* _Required task_:
State how many lines hold the word "this", with no other words.

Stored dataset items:
════

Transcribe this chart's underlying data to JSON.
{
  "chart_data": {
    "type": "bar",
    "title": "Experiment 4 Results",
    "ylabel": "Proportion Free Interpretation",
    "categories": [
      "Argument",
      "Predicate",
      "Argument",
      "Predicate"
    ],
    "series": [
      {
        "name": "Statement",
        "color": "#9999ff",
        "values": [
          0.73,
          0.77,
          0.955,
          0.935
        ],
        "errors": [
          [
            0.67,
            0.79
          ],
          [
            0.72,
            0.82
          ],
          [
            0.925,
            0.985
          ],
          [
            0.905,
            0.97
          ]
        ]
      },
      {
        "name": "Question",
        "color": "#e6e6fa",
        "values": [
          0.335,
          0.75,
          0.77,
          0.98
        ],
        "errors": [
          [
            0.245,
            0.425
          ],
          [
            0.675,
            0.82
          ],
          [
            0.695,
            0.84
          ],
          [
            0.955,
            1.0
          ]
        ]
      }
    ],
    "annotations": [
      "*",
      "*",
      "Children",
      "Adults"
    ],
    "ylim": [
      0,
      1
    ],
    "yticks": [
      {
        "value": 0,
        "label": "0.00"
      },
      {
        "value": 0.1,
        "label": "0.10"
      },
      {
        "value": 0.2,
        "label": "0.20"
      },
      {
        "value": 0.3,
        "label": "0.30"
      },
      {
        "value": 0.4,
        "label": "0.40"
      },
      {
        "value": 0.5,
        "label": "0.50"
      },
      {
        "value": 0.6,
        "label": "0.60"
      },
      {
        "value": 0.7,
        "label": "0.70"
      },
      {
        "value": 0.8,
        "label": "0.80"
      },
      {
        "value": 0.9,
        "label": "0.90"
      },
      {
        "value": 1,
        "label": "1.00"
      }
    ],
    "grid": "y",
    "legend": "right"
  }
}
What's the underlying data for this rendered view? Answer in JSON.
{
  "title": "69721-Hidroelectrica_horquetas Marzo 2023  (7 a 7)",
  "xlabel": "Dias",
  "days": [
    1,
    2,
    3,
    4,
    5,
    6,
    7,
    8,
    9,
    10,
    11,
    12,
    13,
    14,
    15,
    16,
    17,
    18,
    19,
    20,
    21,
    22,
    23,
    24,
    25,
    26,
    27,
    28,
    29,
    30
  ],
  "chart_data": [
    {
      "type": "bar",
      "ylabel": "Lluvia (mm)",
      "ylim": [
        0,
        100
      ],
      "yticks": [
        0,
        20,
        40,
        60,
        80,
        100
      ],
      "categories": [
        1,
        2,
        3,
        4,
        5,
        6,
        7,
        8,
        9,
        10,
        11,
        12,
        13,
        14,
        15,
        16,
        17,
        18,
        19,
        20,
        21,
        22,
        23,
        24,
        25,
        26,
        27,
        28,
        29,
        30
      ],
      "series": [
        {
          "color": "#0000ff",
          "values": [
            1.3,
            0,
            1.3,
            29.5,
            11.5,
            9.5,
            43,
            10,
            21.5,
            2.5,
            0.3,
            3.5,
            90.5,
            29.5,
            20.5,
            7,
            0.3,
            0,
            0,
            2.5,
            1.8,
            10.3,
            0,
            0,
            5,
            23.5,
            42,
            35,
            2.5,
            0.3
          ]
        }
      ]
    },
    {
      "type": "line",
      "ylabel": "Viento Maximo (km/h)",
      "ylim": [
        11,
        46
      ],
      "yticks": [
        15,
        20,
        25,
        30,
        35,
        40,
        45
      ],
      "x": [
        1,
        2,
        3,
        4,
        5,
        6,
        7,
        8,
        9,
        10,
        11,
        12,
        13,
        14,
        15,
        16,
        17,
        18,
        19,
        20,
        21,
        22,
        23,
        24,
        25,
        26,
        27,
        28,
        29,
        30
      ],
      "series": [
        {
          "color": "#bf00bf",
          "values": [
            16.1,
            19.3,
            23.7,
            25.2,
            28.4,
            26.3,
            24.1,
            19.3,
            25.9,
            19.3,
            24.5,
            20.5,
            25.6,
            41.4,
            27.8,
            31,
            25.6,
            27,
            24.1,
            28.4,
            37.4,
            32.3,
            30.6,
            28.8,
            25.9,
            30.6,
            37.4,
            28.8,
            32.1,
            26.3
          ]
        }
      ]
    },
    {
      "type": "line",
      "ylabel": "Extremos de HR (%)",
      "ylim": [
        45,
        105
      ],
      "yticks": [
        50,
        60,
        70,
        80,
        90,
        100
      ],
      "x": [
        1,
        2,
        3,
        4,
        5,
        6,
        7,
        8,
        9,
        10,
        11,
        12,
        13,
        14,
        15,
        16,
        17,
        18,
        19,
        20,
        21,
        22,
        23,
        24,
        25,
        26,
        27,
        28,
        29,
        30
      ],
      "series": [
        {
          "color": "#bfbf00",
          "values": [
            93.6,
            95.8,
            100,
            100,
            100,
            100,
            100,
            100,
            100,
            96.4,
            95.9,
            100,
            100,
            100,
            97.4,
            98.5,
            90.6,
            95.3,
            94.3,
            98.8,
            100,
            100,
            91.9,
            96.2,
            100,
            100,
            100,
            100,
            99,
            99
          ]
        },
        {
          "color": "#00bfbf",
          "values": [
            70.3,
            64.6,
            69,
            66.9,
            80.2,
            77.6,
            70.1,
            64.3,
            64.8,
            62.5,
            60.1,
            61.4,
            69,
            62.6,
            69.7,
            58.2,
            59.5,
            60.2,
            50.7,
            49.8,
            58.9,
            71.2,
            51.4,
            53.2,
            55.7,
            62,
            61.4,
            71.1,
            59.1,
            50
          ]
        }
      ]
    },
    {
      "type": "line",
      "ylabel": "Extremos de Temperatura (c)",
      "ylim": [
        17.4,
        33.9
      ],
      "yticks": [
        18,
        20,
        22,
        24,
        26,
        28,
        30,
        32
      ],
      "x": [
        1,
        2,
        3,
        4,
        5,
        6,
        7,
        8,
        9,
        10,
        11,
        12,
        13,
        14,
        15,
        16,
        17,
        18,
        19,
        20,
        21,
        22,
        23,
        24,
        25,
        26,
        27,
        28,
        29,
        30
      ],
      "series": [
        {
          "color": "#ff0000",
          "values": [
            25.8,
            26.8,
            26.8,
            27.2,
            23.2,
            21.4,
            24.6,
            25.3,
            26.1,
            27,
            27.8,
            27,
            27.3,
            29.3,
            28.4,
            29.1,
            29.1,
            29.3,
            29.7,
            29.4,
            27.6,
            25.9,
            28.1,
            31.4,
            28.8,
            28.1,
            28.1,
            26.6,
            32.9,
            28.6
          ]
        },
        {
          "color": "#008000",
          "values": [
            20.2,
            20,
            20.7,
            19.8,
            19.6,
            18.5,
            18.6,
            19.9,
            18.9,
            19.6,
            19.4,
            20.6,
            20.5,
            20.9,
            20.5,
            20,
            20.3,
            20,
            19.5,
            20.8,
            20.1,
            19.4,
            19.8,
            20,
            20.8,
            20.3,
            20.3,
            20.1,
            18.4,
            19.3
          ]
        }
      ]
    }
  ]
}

════

* _Task solution_:
2